Input data.
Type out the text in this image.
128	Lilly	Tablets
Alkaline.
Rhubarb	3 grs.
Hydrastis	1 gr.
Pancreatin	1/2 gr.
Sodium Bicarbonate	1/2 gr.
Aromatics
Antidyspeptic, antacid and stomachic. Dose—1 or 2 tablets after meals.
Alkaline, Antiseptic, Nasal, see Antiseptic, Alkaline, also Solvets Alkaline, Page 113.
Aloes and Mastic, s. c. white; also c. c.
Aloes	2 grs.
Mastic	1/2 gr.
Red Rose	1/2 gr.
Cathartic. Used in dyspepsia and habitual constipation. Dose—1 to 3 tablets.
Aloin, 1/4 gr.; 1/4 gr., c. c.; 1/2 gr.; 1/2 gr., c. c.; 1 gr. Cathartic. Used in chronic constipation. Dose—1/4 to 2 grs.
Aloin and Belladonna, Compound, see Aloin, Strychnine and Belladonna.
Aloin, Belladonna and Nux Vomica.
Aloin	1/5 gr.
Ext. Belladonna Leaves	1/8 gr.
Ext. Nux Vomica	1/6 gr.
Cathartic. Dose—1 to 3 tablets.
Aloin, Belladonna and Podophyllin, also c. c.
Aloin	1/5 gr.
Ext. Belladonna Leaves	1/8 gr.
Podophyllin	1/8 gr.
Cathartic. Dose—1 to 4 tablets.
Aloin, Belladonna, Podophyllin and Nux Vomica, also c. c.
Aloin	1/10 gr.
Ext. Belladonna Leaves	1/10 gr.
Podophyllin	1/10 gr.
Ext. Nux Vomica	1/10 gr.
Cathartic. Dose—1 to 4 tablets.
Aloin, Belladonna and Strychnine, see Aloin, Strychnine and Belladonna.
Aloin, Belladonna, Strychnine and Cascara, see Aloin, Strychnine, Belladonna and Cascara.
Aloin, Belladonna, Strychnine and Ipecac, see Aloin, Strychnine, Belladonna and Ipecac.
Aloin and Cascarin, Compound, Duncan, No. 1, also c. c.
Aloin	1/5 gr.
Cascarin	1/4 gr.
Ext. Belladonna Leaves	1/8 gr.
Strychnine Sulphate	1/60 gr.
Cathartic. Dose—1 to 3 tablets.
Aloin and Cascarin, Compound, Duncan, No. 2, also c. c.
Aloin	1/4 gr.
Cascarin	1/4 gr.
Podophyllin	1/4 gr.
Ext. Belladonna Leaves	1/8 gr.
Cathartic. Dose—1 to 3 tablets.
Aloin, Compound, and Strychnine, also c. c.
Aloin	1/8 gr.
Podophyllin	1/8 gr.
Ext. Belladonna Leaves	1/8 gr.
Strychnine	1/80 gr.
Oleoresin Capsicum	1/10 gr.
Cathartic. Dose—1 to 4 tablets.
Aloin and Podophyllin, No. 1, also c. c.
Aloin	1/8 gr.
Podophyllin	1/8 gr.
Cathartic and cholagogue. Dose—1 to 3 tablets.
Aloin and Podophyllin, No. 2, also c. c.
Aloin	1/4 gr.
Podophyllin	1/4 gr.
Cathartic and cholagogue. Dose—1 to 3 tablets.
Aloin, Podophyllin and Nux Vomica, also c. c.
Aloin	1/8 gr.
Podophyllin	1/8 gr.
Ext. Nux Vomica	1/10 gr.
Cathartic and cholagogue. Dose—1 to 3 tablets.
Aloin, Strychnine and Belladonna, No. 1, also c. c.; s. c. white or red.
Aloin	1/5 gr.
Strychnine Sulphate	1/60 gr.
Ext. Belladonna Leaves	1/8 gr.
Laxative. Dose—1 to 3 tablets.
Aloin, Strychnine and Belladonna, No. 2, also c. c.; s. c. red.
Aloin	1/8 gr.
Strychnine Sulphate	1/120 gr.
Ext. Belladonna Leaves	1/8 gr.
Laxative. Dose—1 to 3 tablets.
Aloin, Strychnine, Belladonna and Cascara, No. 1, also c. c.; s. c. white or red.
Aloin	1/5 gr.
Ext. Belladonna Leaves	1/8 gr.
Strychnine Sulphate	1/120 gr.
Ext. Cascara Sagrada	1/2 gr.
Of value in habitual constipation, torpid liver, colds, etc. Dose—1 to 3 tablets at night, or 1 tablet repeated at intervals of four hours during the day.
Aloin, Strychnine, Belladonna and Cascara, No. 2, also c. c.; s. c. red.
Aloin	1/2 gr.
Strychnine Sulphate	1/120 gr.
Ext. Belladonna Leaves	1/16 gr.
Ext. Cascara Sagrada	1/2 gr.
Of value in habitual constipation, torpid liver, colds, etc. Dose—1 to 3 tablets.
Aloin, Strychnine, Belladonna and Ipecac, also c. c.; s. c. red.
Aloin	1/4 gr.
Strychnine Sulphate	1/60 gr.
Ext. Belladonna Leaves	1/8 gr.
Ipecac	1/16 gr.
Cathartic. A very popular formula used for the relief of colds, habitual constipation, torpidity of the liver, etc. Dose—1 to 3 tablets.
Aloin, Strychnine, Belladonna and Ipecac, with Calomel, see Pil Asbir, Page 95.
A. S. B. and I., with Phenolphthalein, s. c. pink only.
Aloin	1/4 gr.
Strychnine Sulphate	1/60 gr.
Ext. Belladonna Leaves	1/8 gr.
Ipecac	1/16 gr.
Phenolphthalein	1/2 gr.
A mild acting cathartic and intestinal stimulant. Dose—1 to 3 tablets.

Instruction. Please output every record, keeping each line exact.

Solution to this problem.
Type out the text in this image.
128	Lilly	Tablets
Alkaline.
Rhubarb	3 grs.
Hydrastis	1 gr.
Pancreatin	1/2 gr.
Sodium Bicarbonate	1/2 gr.
Aromatics
Antidyspeptic, antacid and stomachic. Dose—1 or 2 tablets after meals.
Alkaline, Antiseptic, Nasal, see Antiseptic, Alkaline, also Solvets Alkaline, Page 113.
Aloes and Mastic, s. c. white; also c. c.
Aloes	2 grs.
Mastic	1/2 gr.
Red Rose	1/2 gr.
Cathartic. Used in dyspepsia and habitual constipation. Dose—1 to 3 tablets.
Aloin, 1/4 gr.; 1/4 gr., c. c.; 1/2 gr.; 1/2 gr., c. c.; 1 gr. Cathartic. Used in chronic constipation. Dose—1/4 to 2 grs.
Aloin and Belladonna, Compound, see Aloin, Strychnine and Belladonna.
Aloin, Belladonna and Nux Vomica.
Aloin	1/5 gr.
Ext. Belladonna Leaves	1/8 gr.
Ext. Nux Vomica	1/6 gr.
Cathartic. Dose—1 to 3 tablets.
Aloin, Belladonna and Podophyllin, also c. c.
Aloin	1/5 gr.
Ext. Belladonna Leaves	1/8 gr.
Podophyllin	1/8 gr.
Cathartic. Dose—1 to 4 tablets.
Aloin, Belladonna, Podophyllin and Nux Vomica, also c. c.
Aloin	1/10 gr.
Ext. Belladonna Leaves	1/10 gr.
Podophyllin	1/10 gr.
Ext. Nux Vomica	1/10 gr.
Cathartic. Dose—1 to 4 tablets.
Aloin, Belladonna and Strychnine, see Aloin, Strychnine and Belladonna.
Aloin, Belladonna, Strychnine and Cascara, see Aloin, Strychnine, Belladonna and Cascara.
Aloin, Belladonna, Strychnine and Ipecac, see Aloin, Strychnine, Belladonna and Ipecac.
Aloin and Cascarin, Compound, Duncan, No. 1, also c. c.
Aloin	1/5 gr.
Cascarin	1/4 gr.
Ext. Belladonna Leaves	1/8 gr.
Strychnine Sulphate	1/60 gr.
Cathartic. Dose—1 to 3 tablets.
Aloin and Cascarin, Compound, Duncan, No. 2, also c. c.
Aloin	1/4 gr.
Cascarin	1/4 gr.
Podophyllin	1/4 gr.
Ext. Belladonna Leaves	1/8 gr.
Cathartic. Dose—1 to 3 tablets.
Aloin, Compound, and Strychnine, also c. c.
Aloin	1/8 gr.
Podophyllin	1/8 gr.
Ext. Belladonna Leaves	1/8 gr.
Strychnine	1/80 gr.
Oleoresin Capsicum	1/10 gr.
Cathartic. Dose—1 to 4 tablets.
Aloin and Podophyllin, No. 1, also c. c.
Aloin	1/8 gr.
Podophyllin	1/8 gr.
Cathartic and cholagogue. Dose—1 to 3 tablets.
Aloin and Podophyllin, No. 2, also c. c.
Aloin	1/4 gr.
Podophyllin	1/4 gr.
Cathartic and cholagogue. Dose—1 to 3 tablets.
Aloin, Podophyllin and Nux Vomica, also c. c.
Aloin	1/8 gr.
Podophyllin	1/8 gr.
Ext. Nux Vomica	1/10 gr.
Cathartic and cholagogue. Dose—1 to 3 tablets.
Aloin, Strychnine and Belladonna, No. 1, also c. c.; s. c. white or red.
Aloin	1/5 gr.
Strychnine Sulphate	1/60 gr.
Ext. Belladonna Leaves	1/8 gr.
Laxative. Dose—1 to 3 tablets.
Aloin, Strychnine and Belladonna, No. 2, also c. c.; s. c. red.
Aloin	1/8 gr.
Strychnine Sulphate	1/120 gr.
Ext. Belladonna Leaves	1/8 gr.
Laxative. Dose—1 to 3 tablets.
Aloin, Strychnine, Belladonna and Cascara, No. 1, also c. c.; s. c. white or red.
Aloin	1/5 gr.
Ext. Belladonna Leaves	1/8 gr.
Strychnine Sulphate	1/120 gr.
Ext. Cascara Sagrada	1/2 gr.
Of value in habitual constipation, torpid liver, colds, etc. Dose—1 to 3 tablets at night, or 1 tablet repeated at intervals of four hours during the day.
Aloin, Strychnine, Belladonna and Cascara, No. 2, also c. c.; s. c. red.
Aloin	1/2 gr.
Strychnine Sulphate	1/120 gr.
Ext. Belladonna Leaves	1/16 gr.
Ext. Cascara Sagrada	1/2 gr.
Of value in habitual constipation, torpid liver, colds, etc. Dose—1 to 3 tablets.
Aloin, Strychnine, Belladonna and Ipecac, also c. c.; s. c. red.
Aloin	1/4 gr.
Strychnine Sulphate	1/60 gr.
Ext. Belladonna Leaves	1/8 gr.
Ipecac	1/16 gr.
Cathartic. A very popular formula used for the relief of colds, habitual constipation, torpidity of the liver, etc. Dose—1 to 3 tablets.
Aloin, Strychnine, Belladonna and Ipecac, with Calomel, see Pil Asbir, Page 95.
A. S. B. and I., with Phenolphthalein, s. c. pink only.
Aloin	1/4 gr.
Strychnine Sulphate	1/60 gr.
Ext. Belladonna Leaves	1/8 gr.
Ipecac	1/16 gr.
Phenolphthalein	1/2 gr.
A mild acting cathartic and intestinal stimulant. Dose—1 to 3 tablets.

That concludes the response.